## Directive
All the data below goes into the copy word for word, but the pictures don't.

## Records for this task
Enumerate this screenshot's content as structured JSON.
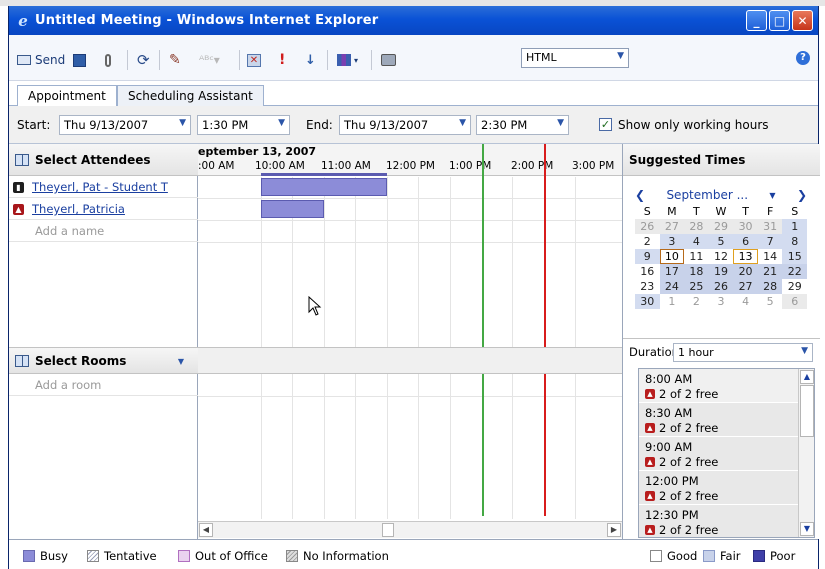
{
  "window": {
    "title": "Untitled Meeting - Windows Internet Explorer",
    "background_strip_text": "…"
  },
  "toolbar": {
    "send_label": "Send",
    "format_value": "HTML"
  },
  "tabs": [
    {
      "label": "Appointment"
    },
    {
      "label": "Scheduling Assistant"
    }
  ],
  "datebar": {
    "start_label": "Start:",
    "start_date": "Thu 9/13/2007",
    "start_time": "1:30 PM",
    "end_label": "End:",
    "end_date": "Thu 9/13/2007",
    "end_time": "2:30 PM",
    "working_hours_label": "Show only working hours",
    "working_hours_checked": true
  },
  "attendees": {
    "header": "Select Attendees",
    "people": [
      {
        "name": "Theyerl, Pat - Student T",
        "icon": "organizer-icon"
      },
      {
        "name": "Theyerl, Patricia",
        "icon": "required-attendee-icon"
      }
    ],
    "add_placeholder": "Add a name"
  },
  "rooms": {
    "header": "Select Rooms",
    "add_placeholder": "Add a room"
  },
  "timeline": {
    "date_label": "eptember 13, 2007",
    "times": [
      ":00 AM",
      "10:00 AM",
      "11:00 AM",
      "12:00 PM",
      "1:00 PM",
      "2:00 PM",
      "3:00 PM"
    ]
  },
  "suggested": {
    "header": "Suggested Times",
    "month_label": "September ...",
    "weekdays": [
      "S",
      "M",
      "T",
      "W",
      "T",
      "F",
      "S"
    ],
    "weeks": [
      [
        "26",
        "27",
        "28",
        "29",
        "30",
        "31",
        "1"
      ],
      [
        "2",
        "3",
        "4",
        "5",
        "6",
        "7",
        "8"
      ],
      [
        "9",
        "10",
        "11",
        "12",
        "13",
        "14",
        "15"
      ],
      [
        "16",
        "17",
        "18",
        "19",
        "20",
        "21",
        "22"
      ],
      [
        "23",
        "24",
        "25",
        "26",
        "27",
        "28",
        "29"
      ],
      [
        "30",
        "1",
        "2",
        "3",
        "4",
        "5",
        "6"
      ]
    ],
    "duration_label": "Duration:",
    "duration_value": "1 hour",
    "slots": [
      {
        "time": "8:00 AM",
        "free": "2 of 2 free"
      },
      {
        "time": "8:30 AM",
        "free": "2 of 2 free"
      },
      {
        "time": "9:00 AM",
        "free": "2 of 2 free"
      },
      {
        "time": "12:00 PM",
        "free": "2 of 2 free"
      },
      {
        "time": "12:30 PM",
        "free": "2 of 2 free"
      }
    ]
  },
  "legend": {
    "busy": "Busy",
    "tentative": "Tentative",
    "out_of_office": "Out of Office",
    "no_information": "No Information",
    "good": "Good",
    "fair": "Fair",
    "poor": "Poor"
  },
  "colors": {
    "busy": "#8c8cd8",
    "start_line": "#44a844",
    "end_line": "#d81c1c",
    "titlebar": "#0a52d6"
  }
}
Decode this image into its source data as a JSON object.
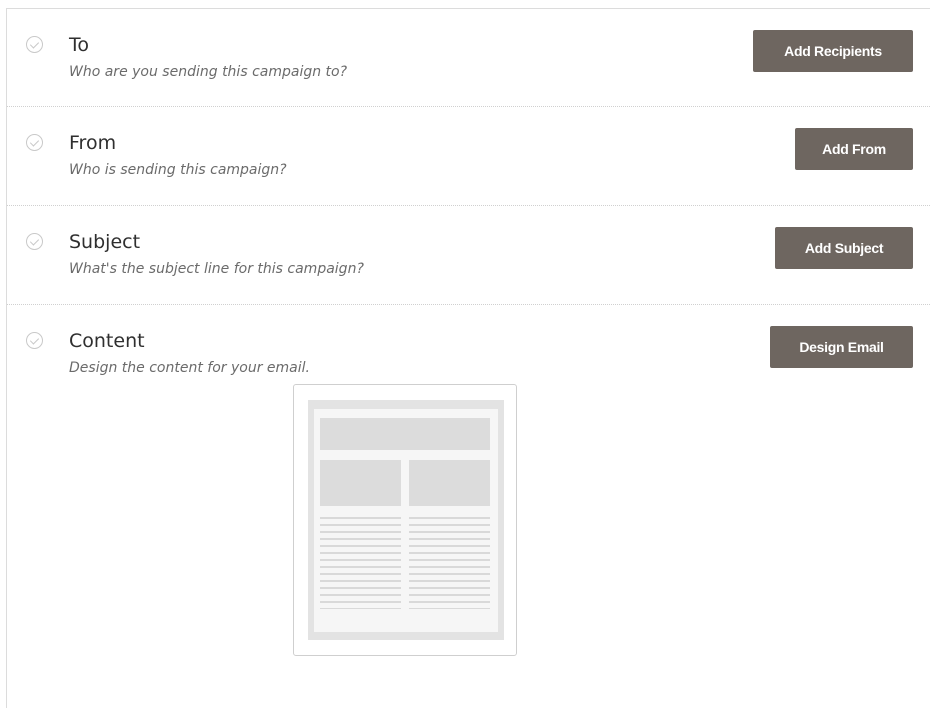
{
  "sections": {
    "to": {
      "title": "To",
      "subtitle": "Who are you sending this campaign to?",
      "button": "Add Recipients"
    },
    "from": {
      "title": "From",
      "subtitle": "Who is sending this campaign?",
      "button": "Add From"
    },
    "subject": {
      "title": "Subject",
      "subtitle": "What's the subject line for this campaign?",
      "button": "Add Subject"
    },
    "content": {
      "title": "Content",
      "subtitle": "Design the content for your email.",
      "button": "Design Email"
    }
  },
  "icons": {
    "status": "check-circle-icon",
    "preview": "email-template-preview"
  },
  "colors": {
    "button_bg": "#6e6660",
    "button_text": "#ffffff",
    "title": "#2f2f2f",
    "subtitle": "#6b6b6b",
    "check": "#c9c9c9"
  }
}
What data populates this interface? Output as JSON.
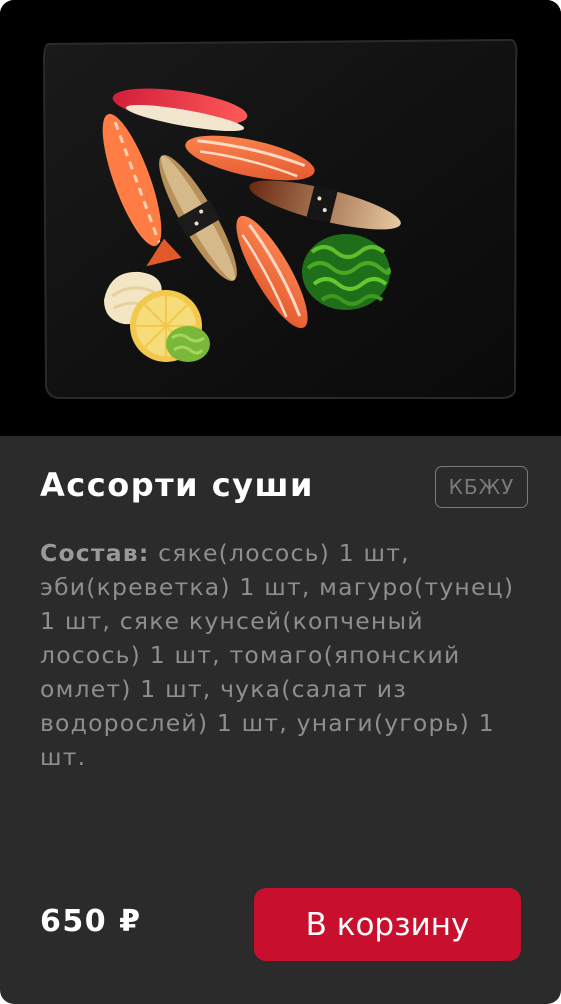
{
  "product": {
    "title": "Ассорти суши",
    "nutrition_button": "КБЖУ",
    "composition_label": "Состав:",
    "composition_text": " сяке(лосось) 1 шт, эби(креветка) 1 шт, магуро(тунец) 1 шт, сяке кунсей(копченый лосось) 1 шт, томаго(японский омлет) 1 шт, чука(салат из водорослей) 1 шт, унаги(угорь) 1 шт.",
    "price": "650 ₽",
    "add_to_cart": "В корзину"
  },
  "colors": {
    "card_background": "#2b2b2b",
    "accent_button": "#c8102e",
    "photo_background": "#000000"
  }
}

## Answer
Enumerate this screenshot's content as structured JSON.
{
  "window": {
    "title": "Untitled Meeting - Windows Internet Explorer",
    "background_strip_text": "…"
  },
  "toolbar": {
    "send_label": "Send",
    "format_value": "HTML"
  },
  "tabs": [
    {
      "label": "Appointment"
    },
    {
      "label": "Scheduling Assistant"
    }
  ],
  "datebar": {
    "start_label": "Start:",
    "start_date": "Thu 9/13/2007",
    "start_time": "1:30 PM",
    "end_label": "End:",
    "end_date": "Thu 9/13/2007",
    "end_time": "2:30 PM",
    "working_hours_label": "Show only working hours",
    "working_hours_checked": true
  },
  "attendees": {
    "header": "Select Attendees",
    "people": [
      {
        "name": "Theyerl, Pat - Student T",
        "icon": "organizer-icon"
      },
      {
        "name": "Theyerl, Patricia",
        "icon": "required-attendee-icon"
      }
    ],
    "add_placeholder": "Add a name"
  },
  "rooms": {
    "header": "Select Rooms",
    "add_placeholder": "Add a room"
  },
  "timeline": {
    "date_label": "eptember 13, 2007",
    "times": [
      ":00 AM",
      "10:00 AM",
      "11:00 AM",
      "12:00 PM",
      "1:00 PM",
      "2:00 PM",
      "3:00 PM"
    ]
  },
  "suggested": {
    "header": "Suggested Times",
    "month_label": "September ...",
    "weekdays": [
      "S",
      "M",
      "T",
      "W",
      "T",
      "F",
      "S"
    ],
    "weeks": [
      [
        "26",
        "27",
        "28",
        "29",
        "30",
        "31",
        "1"
      ],
      [
        "2",
        "3",
        "4",
        "5",
        "6",
        "7",
        "8"
      ],
      [
        "9",
        "10",
        "11",
        "12",
        "13",
        "14",
        "15"
      ],
      [
        "16",
        "17",
        "18",
        "19",
        "20",
        "21",
        "22"
      ],
      [
        "23",
        "24",
        "25",
        "26",
        "27",
        "28",
        "29"
      ],
      [
        "30",
        "1",
        "2",
        "3",
        "4",
        "5",
        "6"
      ]
    ],
    "duration_label": "Duration:",
    "duration_value": "1 hour",
    "slots": [
      {
        "time": "8:00 AM",
        "free": "2 of 2 free"
      },
      {
        "time": "8:30 AM",
        "free": "2 of 2 free"
      },
      {
        "time": "9:00 AM",
        "free": "2 of 2 free"
      },
      {
        "time": "12:00 PM",
        "free": "2 of 2 free"
      },
      {
        "time": "12:30 PM",
        "free": "2 of 2 free"
      }
    ]
  },
  "legend": {
    "busy": "Busy",
    "tentative": "Tentative",
    "out_of_office": "Out of Office",
    "no_information": "No Information",
    "good": "Good",
    "fair": "Fair",
    "poor": "Poor"
  },
  "colors": {
    "busy": "#8c8cd8",
    "start_line": "#44a844",
    "end_line": "#d81c1c",
    "titlebar": "#0a52d6"
  }
}
Decode this image into its source data as a JSON object.
{
  "sections": {
    "to": {
      "title": "To",
      "subtitle": "Who are you sending this campaign to?",
      "button": "Add Recipients"
    },
    "from": {
      "title": "From",
      "subtitle": "Who is sending this campaign?",
      "button": "Add From"
    },
    "subject": {
      "title": "Subject",
      "subtitle": "What's the subject line for this campaign?",
      "button": "Add Subject"
    },
    "content": {
      "title": "Content",
      "subtitle": "Design the content for your email.",
      "button": "Design Email"
    }
  },
  "icons": {
    "status": "check-circle-icon",
    "preview": "email-template-preview"
  },
  "colors": {
    "button_bg": "#6e6660",
    "button_text": "#ffffff",
    "title": "#2f2f2f",
    "subtitle": "#6b6b6b",
    "check": "#c9c9c9"
  }
}
What data populates this interface? Output as JSON.
{
  "product": {
    "title": "Ассорти суши",
    "nutrition_button": "КБЖУ",
    "composition_label": "Состав:",
    "composition_text": " сяке(лосось) 1 шт, эби(креветка) 1 шт, магуро(тунец) 1 шт, сяке кунсей(копченый лосось) 1 шт, томаго(японский омлет) 1 шт, чука(салат из водорослей) 1 шт, унаги(угорь) 1 шт.",
    "price": "650 ₽",
    "add_to_cart": "В корзину"
  },
  "colors": {
    "card_background": "#2b2b2b",
    "accent_button": "#c8102e",
    "photo_background": "#000000"
  }
}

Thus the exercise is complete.